** Task directions **
Check each line of the records for "ganar"; collect those that have it.

Source data
/---

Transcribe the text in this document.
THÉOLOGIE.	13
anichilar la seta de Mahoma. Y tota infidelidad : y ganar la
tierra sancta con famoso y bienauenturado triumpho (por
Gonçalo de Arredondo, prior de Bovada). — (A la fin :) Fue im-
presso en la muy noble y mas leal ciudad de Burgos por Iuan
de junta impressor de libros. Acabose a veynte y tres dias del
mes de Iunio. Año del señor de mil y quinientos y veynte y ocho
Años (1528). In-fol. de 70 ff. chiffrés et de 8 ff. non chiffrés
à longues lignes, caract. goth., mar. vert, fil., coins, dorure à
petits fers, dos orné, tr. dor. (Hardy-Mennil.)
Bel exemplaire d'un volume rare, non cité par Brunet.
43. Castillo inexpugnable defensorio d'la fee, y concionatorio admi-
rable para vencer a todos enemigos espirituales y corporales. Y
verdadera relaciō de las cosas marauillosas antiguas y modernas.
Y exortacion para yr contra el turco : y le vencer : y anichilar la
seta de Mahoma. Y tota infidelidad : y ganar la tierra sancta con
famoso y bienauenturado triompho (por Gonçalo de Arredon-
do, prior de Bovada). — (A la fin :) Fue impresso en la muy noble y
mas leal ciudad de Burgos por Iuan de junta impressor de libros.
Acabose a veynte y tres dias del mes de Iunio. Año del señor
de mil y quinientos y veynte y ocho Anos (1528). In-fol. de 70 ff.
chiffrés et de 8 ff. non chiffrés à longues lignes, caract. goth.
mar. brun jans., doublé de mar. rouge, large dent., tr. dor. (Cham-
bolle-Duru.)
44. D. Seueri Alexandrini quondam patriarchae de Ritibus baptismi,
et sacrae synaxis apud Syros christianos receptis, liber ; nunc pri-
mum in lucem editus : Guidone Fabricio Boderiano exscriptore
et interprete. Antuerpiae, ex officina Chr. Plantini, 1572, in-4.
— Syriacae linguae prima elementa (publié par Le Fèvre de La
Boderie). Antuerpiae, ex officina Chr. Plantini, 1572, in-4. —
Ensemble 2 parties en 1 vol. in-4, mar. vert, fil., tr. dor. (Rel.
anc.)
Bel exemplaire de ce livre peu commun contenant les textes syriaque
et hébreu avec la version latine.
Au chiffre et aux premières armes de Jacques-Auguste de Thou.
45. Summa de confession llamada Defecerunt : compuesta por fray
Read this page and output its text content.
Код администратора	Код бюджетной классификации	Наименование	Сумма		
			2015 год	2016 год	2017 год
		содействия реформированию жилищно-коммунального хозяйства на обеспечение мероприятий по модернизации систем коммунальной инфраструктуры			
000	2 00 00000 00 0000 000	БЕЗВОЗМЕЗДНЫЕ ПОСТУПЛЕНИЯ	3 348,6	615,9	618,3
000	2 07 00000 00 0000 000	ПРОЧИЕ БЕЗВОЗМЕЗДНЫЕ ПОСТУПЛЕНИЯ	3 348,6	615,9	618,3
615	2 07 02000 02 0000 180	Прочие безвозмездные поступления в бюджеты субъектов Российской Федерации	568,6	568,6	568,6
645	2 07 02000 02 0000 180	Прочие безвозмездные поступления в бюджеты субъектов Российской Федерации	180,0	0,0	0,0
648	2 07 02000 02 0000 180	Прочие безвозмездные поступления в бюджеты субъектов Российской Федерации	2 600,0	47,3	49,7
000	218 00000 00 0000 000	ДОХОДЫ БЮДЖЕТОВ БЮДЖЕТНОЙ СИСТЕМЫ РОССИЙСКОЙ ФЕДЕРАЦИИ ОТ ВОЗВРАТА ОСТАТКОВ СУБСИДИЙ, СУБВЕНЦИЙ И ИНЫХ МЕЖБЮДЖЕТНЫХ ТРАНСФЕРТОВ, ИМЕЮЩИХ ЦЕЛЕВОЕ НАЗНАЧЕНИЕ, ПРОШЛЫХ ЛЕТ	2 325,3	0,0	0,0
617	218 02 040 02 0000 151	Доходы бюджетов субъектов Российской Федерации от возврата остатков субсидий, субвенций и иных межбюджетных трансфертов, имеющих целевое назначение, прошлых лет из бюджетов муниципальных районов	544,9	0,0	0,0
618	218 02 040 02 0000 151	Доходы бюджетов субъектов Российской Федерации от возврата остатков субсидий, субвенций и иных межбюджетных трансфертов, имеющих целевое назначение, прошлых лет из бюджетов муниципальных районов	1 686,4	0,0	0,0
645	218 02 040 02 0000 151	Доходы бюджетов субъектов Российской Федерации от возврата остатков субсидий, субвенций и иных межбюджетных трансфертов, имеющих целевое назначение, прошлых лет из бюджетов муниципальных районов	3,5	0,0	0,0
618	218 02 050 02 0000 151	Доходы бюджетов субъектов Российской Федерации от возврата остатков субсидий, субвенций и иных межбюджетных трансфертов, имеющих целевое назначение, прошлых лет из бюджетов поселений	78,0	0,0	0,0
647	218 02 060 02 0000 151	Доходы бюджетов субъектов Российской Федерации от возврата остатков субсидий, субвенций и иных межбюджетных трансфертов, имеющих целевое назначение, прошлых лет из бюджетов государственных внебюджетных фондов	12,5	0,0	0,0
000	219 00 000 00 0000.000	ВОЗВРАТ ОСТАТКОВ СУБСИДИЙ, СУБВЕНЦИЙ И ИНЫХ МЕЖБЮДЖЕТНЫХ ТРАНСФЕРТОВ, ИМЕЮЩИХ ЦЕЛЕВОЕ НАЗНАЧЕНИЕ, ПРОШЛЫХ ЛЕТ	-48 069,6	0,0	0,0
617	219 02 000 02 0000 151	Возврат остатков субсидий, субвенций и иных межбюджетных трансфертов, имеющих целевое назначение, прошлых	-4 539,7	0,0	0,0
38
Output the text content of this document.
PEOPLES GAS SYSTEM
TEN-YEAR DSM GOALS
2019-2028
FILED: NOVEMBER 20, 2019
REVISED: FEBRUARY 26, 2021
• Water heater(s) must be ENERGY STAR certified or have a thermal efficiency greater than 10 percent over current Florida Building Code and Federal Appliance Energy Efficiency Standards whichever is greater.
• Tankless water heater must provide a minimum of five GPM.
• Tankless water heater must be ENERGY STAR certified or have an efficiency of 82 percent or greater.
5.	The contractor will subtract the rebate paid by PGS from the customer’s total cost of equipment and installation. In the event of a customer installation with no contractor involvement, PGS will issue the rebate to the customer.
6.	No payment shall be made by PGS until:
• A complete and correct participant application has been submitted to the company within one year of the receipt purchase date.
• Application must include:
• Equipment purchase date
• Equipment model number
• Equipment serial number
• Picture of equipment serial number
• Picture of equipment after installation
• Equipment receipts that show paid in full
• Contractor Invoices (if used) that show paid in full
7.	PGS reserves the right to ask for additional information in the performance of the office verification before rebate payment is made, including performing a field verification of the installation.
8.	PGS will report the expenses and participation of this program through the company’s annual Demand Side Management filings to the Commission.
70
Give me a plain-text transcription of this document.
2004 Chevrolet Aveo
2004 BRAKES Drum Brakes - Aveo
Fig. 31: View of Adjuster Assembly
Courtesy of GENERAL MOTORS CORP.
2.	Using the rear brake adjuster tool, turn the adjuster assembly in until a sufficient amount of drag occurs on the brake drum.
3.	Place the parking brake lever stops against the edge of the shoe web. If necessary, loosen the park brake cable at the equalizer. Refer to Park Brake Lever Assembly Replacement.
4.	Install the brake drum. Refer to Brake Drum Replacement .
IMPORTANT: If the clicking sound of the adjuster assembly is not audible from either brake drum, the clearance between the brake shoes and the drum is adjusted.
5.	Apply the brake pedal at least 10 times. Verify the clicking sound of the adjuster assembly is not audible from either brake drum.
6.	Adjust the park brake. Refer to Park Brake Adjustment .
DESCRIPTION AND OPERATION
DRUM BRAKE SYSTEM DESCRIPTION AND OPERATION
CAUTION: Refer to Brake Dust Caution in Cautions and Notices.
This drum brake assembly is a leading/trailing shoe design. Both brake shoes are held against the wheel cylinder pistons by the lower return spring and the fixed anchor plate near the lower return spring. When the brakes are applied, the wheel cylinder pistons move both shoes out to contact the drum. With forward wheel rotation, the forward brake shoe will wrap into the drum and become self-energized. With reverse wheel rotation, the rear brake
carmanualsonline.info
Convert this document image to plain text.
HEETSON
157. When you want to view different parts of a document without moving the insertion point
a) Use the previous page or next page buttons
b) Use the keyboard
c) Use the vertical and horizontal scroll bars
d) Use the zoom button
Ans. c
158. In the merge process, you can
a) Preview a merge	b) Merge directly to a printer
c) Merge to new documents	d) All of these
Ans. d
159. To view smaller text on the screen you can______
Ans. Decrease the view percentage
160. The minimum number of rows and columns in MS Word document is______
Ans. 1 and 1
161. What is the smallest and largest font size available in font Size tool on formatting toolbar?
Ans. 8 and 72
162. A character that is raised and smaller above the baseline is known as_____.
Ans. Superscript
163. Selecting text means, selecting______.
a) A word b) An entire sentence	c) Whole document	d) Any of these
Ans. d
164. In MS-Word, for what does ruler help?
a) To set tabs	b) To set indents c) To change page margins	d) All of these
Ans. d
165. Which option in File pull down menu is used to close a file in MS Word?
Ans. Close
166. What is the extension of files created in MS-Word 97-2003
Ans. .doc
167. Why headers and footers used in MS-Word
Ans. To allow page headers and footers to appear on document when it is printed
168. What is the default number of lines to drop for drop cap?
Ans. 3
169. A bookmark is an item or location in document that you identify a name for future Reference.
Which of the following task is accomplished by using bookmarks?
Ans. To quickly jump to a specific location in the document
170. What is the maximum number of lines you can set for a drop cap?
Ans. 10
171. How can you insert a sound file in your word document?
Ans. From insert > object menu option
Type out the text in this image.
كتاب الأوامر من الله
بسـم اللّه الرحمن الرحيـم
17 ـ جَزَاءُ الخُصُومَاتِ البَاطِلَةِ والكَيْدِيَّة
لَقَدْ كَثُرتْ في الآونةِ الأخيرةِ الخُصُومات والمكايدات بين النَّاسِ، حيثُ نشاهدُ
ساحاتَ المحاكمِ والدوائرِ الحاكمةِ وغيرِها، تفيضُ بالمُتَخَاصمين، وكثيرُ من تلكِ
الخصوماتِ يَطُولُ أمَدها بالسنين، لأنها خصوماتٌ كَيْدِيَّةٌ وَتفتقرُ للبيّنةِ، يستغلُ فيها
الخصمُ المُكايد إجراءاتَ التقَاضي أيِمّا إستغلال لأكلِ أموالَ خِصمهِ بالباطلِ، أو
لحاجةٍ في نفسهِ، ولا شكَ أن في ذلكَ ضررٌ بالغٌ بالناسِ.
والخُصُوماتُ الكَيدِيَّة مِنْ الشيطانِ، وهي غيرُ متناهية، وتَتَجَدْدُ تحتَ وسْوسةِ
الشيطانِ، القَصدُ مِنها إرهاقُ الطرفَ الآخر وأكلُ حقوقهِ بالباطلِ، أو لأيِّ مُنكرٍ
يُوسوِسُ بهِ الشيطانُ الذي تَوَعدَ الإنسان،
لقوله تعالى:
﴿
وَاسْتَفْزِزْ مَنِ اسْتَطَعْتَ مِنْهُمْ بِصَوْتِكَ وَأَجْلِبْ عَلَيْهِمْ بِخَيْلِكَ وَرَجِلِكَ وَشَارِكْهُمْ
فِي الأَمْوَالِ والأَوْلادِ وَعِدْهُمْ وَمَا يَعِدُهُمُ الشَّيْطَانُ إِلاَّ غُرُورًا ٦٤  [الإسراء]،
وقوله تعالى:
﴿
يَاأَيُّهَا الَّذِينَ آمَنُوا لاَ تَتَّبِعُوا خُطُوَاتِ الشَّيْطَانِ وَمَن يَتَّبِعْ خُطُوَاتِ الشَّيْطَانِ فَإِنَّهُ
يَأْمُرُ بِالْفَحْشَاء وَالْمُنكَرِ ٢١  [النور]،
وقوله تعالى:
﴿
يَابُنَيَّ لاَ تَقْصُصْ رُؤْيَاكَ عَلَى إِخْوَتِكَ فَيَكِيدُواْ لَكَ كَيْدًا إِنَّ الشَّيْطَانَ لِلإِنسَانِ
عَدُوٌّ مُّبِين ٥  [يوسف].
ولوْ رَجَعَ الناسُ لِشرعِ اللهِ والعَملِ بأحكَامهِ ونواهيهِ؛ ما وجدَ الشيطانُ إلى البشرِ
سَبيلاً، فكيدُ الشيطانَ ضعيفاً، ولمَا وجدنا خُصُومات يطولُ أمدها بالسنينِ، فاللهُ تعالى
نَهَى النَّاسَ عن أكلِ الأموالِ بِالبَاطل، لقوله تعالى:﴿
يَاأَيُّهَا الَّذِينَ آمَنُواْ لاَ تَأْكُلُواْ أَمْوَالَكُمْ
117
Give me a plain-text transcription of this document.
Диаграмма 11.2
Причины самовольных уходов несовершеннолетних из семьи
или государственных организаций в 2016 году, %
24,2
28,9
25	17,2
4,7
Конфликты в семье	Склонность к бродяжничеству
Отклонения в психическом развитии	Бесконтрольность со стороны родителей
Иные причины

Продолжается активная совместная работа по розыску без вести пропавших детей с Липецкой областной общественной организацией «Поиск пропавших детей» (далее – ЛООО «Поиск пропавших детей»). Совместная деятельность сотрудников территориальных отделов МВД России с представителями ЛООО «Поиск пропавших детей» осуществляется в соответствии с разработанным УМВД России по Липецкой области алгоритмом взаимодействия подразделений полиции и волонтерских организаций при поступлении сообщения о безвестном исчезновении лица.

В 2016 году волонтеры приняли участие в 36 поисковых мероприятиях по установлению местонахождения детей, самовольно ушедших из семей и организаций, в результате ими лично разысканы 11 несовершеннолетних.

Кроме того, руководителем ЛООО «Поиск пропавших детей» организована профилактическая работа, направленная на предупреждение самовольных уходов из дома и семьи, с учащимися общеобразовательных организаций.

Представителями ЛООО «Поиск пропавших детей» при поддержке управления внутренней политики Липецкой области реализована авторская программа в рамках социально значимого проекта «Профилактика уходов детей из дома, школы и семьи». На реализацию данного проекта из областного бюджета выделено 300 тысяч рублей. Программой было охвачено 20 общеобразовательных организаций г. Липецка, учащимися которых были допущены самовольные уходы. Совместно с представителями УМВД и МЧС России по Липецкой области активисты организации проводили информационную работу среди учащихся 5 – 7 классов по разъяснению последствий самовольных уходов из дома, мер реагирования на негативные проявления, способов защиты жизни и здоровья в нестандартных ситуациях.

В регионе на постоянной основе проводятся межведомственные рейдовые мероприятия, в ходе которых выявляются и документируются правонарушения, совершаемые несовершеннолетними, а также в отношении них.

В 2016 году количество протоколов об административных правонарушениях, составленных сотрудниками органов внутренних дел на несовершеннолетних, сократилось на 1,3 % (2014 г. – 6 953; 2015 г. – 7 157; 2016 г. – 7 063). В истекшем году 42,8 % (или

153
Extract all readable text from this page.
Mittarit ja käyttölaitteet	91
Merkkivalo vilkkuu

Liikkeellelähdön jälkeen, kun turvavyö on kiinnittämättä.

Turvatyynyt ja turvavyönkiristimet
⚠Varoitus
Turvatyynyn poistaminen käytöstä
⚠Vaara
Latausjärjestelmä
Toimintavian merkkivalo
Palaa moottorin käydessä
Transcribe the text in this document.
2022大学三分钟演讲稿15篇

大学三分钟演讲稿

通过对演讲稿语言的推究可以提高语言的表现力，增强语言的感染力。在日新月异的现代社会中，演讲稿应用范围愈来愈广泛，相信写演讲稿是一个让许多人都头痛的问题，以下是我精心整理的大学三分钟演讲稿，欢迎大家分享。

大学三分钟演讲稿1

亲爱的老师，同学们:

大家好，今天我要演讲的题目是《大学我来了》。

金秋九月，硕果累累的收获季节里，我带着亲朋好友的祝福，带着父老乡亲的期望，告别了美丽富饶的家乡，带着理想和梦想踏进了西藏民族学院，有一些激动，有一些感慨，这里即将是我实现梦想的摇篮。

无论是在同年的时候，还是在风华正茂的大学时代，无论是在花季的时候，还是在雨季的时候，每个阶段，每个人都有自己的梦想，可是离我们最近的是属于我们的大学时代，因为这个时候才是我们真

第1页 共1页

\---

** Exercise answer **
anichilar la seta de Mahoma. Y tota infidelidad : y ganar la
seta de Mahoma. Y tota infidelidad : y ganar la tierra sancta con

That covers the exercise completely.